__WHAT YOU HAVE TO DO__
Extract every line from the records below that contains the word "best".

__SOURCE DATA__

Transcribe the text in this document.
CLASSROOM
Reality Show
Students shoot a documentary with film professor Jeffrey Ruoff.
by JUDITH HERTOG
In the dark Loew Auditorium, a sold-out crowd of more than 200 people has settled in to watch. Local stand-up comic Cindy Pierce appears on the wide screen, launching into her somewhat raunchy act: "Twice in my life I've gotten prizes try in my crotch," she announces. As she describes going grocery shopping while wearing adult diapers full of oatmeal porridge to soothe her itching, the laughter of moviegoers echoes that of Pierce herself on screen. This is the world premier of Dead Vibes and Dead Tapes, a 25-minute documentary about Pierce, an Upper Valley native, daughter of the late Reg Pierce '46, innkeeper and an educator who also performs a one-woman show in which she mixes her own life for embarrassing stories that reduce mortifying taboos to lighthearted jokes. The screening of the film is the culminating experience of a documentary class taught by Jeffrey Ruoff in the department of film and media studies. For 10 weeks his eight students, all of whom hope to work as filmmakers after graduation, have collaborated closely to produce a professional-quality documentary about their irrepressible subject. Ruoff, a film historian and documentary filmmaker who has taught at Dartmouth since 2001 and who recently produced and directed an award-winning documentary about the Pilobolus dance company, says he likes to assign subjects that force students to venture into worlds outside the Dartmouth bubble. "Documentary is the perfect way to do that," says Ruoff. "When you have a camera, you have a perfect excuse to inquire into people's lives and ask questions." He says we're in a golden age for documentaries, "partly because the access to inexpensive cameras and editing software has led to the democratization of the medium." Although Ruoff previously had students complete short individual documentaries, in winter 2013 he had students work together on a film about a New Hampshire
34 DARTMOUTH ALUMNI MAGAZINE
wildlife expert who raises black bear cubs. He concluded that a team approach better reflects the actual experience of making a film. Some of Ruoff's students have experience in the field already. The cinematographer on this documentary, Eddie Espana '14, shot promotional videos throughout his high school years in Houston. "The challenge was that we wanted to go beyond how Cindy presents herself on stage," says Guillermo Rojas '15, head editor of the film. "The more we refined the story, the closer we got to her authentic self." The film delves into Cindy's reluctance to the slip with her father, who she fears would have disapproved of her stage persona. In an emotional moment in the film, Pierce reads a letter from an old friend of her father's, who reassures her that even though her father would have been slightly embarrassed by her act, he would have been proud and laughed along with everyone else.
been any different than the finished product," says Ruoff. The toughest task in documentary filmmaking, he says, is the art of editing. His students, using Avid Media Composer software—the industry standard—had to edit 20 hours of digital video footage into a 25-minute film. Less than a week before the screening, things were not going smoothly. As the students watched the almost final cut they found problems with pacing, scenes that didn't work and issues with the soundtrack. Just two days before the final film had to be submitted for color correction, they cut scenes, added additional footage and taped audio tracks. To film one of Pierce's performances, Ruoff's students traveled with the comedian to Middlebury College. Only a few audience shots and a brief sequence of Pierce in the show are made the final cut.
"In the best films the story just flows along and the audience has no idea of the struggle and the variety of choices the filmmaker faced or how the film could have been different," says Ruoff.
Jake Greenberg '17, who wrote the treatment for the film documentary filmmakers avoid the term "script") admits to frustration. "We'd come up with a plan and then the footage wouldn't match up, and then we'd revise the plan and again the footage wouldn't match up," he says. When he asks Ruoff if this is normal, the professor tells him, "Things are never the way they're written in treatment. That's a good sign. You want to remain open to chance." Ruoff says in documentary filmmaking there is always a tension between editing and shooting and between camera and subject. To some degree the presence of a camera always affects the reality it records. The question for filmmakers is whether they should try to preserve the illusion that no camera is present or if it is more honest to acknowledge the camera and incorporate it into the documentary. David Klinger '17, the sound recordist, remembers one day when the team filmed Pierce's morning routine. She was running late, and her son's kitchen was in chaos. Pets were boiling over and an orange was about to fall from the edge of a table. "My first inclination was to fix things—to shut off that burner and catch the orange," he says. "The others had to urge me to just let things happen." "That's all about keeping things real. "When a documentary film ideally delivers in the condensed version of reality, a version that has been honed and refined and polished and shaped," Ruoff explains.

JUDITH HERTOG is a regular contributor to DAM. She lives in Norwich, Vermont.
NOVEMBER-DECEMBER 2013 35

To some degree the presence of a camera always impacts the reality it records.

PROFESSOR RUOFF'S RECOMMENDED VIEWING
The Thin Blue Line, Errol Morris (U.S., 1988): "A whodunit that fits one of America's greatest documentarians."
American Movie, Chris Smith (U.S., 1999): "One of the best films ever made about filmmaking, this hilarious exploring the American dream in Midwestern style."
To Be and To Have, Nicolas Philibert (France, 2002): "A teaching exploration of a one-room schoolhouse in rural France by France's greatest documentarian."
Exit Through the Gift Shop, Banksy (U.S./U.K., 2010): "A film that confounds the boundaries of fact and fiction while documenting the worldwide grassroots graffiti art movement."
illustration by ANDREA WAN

__OUTPUT BELOW__
"In the best films the story just flows along and the audience has no idea of the struggle and the variety of choices the filmmaker faced or how the film could have been different," says Ruoff.
American Movie, Chris Smith (U.S., 1999): "One of the best films ever made about filmmaking, this hilarious exploring the American dream in Midwestern style."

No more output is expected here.